Stored entries
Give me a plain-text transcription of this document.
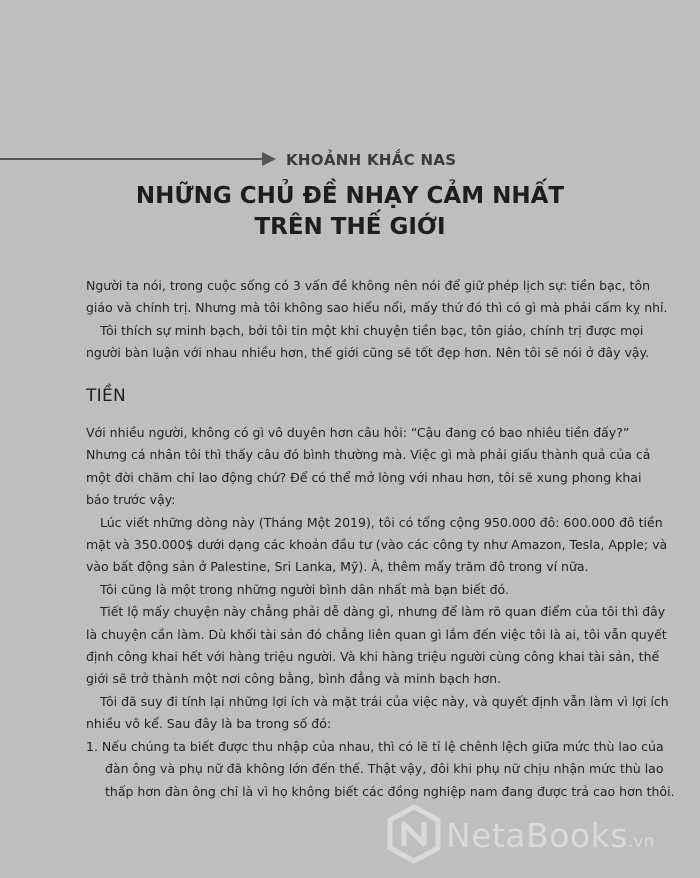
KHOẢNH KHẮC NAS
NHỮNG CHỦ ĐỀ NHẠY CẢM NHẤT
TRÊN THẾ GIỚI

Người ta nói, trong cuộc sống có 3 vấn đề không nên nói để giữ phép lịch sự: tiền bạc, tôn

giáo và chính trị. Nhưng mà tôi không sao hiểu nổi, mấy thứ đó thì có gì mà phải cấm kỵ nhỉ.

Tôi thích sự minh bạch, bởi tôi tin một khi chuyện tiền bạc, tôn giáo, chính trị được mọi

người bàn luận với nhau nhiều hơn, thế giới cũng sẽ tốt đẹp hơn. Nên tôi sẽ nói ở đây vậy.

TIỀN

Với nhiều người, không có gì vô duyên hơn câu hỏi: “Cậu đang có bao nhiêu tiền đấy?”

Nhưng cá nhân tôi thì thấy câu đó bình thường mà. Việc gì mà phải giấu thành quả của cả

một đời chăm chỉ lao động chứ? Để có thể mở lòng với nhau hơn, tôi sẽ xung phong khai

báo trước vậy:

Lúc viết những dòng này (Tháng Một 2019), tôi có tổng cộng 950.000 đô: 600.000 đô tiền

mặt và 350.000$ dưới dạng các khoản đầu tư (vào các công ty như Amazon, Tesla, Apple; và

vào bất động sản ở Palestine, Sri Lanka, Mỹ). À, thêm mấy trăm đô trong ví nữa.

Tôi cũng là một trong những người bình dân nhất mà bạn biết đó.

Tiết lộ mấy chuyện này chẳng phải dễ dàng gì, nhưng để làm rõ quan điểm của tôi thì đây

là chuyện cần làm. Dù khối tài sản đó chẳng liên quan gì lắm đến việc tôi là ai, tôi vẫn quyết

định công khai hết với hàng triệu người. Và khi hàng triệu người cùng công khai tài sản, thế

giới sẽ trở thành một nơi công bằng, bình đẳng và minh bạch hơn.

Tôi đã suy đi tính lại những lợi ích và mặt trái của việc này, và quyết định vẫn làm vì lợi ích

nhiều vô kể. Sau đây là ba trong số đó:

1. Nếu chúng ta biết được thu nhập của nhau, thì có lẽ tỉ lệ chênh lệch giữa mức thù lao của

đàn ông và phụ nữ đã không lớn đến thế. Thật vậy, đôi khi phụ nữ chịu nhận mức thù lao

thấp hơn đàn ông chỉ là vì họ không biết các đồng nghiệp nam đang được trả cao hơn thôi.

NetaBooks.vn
--
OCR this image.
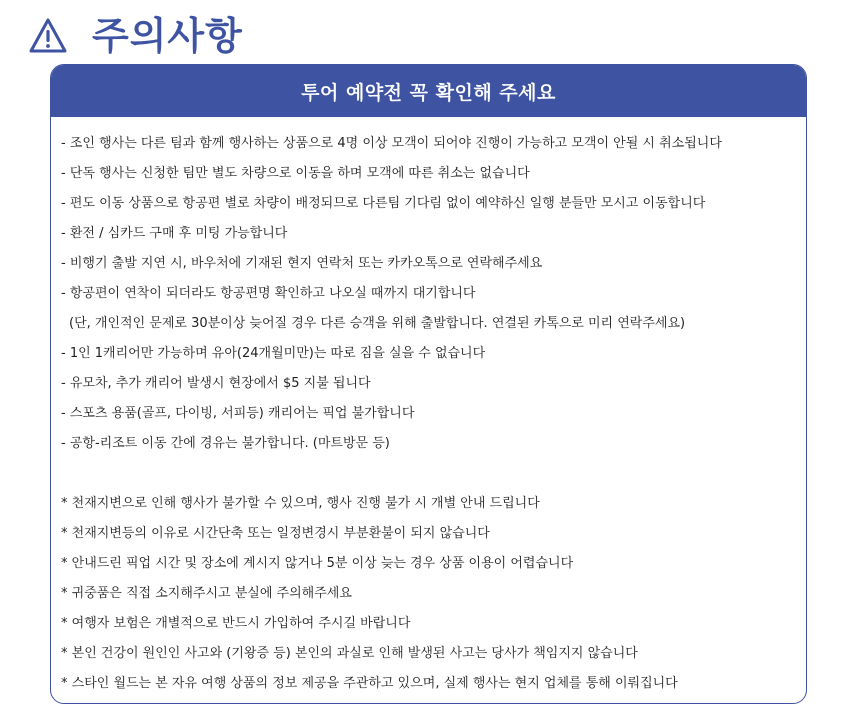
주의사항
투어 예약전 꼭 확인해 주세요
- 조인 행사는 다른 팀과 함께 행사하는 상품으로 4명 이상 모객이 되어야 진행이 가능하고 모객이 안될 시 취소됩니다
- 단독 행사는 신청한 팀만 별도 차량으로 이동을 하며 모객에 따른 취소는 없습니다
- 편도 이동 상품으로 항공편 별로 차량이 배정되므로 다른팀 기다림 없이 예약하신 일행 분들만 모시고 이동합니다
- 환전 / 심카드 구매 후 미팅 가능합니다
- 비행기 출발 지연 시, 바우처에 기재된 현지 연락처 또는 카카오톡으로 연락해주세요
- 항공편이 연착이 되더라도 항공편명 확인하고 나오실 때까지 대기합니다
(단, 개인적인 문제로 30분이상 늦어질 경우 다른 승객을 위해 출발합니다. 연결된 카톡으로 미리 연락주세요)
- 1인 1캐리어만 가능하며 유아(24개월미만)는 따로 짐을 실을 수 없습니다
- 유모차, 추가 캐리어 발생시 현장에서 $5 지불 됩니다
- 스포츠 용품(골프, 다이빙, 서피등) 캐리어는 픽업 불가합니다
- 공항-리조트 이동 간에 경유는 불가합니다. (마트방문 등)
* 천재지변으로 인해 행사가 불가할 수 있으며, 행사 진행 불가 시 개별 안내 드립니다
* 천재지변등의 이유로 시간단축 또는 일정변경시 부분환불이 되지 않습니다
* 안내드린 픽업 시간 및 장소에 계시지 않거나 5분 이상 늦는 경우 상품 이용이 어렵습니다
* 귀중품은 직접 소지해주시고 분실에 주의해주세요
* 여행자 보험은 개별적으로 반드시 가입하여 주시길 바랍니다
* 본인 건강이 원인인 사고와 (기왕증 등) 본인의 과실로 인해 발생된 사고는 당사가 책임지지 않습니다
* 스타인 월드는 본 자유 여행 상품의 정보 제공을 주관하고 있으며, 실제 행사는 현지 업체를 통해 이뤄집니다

# Direction:
Which lines hold the word "bạch"? Show each one.

# Written answer:
Tôi thích sự minh bạch, bởi tôi tin một khi chuyện tiền bạc, tôn giáo, chính trị được mọi
giới sẽ trở thành một nơi công bằng, bình đẳng và minh bạch hơn.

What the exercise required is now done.